#### [Request]
Set the following entries down again exactly, line by line.
::::::::::
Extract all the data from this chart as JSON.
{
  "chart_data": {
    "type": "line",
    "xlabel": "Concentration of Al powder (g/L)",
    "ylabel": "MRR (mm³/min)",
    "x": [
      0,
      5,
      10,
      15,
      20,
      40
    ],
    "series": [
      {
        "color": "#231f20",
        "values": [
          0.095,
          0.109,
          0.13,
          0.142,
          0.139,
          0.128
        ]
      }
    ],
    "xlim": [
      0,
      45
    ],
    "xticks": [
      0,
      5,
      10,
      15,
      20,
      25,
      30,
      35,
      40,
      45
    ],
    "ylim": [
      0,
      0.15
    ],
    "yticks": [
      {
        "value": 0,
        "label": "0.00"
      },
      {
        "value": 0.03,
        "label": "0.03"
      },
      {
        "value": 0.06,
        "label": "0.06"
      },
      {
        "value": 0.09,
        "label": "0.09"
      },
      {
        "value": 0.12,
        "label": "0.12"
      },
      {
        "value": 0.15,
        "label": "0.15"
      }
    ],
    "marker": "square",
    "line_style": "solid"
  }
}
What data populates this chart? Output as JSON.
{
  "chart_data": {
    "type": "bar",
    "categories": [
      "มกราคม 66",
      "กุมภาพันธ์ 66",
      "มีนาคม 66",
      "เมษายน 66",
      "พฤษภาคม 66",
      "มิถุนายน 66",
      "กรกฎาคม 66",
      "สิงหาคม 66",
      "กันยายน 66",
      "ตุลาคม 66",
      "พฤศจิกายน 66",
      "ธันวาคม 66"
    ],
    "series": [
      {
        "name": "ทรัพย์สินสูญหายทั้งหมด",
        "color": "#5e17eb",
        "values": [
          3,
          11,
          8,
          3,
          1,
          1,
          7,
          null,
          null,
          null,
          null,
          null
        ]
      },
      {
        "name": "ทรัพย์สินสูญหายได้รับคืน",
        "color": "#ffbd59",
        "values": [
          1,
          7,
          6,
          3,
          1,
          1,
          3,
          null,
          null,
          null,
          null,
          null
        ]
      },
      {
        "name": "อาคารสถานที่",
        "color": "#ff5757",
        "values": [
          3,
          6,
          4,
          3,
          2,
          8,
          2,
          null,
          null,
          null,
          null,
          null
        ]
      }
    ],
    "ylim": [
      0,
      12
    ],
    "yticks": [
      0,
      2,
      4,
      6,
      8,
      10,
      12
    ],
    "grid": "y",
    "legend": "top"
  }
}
::::::::::
#### [Solution]
Extract all the data from this chart as JSON.
{
  "chart_data": {
    "type": "line",
    "xlabel": "Concentration of Al powder (g/L)",
    "ylabel": "MRR (mm³/min)",
    "x": [
      0,
      5,
      10,
      15,
      20,
      40
    ],
    "series": [
      {
        "color": "#231f20",
        "values": [
          0.095,
          0.109,
          0.13,
          0.142,
          0.139,
          0.128
        ]
      }
    ],
    "xlim": [
      0,
      45
    ],
    "xticks": [
      0,
      5,
      10,
      15,
      20,
      25,
      30,
      35,
      40,
      45
    ],
    "ylim": [
      0,
      0.15
    ],
    "yticks": [
      {
        "value": 0,
        "label": "0.00"
      },
      {
        "value": 0.03,
        "label": "0.03"
      },
      {
        "value": 0.06,
        "label": "0.06"
      },
      {
        "value": 0.09,
        "label": "0.09"
      },
      {
        "value": 0.12,
        "label": "0.12"
      },
      {
        "value": 0.15,
        "label": "0.15"
      }
    ],
    "marker": "square",
    "line_style": "solid"
  }
}
What data populates this chart? Output as JSON.
{
  "chart_data": {
    "type": "bar",
    "categories": [
      "มกราคม 66",
      "กุมภาพันธ์ 66",
      "มีนาคม 66",
      "เมษายน 66",
      "พฤษภาคม 66",
      "มิถุนายน 66",
      "กรกฎาคม 66",
      "สิงหาคม 66",
      "กันยายน 66",
      "ตุลาคม 66",
      "พฤศจิกายน 66",
      "ธันวาคม 66"
    ],
    "series": [
      {
        "name": "ทรัพย์สินสูญหายทั้งหมด",
        "color": "#5e17eb",
        "values": [
          3,
          11,
          8,
          3,
          1,
          1,
          7,
          null,
          null,
          null,
          null,
          null
        ]
      },
      {
        "name": "ทรัพย์สินสูญหายได้รับคืน",
        "color": "#ffbd59",
        "values": [
          1,
          7,
          6,
          3,
          1,
          1,
          3,
          null,
          null,
          null,
          null,
          null
        ]
      },
      {
        "name": "อาคารสถานที่",
        "color": "#ff5757",
        "values": [
          3,
          6,
          4,
          3,
          2,
          8,
          2,
          null,
          null,
          null,
          null,
          null
        ]
      }
    ],
    "ylim": [
      0,
      12
    ],
    "yticks": [
      0,
      2,
      4,
      6,
      8,
      10,
      12
    ],
    "grid": "y",
    "legend": "top"
  }
}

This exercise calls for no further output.